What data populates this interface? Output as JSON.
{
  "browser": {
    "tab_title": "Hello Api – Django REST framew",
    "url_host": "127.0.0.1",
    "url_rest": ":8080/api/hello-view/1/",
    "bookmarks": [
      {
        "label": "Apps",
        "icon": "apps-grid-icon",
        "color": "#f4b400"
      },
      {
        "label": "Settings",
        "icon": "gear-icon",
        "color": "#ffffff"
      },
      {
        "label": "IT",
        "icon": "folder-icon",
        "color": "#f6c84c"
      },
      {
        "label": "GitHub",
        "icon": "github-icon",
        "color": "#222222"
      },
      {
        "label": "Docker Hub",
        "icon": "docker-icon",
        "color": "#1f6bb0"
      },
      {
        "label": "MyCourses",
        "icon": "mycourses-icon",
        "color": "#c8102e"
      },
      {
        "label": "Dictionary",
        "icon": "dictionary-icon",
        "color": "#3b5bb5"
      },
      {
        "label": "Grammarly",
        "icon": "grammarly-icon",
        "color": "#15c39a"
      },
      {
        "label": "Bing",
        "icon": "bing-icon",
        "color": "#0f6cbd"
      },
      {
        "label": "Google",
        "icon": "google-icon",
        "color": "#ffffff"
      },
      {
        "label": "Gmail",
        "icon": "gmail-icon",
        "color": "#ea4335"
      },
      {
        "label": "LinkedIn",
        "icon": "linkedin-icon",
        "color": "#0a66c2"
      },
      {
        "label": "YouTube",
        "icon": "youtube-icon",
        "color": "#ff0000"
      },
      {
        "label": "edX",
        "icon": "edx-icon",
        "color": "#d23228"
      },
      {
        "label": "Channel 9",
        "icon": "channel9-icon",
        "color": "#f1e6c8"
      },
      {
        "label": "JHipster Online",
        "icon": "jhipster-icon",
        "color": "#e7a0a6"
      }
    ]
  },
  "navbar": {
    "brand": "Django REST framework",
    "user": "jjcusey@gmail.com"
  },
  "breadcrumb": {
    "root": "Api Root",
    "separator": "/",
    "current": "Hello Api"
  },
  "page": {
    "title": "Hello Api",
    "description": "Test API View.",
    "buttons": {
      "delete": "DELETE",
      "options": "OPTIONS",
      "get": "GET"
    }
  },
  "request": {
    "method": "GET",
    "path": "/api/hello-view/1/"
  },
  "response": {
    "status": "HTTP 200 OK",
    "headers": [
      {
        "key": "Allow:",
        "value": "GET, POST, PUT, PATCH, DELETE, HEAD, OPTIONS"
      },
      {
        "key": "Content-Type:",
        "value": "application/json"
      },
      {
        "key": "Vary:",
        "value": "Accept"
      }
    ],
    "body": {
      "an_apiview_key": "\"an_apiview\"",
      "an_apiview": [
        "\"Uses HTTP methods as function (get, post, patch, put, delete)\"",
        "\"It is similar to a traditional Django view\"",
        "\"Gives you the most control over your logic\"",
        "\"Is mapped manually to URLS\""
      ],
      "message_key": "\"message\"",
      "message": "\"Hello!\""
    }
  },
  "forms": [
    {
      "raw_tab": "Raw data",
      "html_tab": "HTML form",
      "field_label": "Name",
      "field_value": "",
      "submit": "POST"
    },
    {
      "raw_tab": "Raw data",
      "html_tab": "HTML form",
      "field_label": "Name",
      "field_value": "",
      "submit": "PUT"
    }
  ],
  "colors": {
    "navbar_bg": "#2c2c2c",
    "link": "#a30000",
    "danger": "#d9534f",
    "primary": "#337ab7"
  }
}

----------------------------------------

__Given instruction__
Where a line contains "HTTP", copy that line.

__Result__
    "status": "HTTP 200 OK",
        "\"Uses HTTP methods as function (get, post, patch, put, delete)\"",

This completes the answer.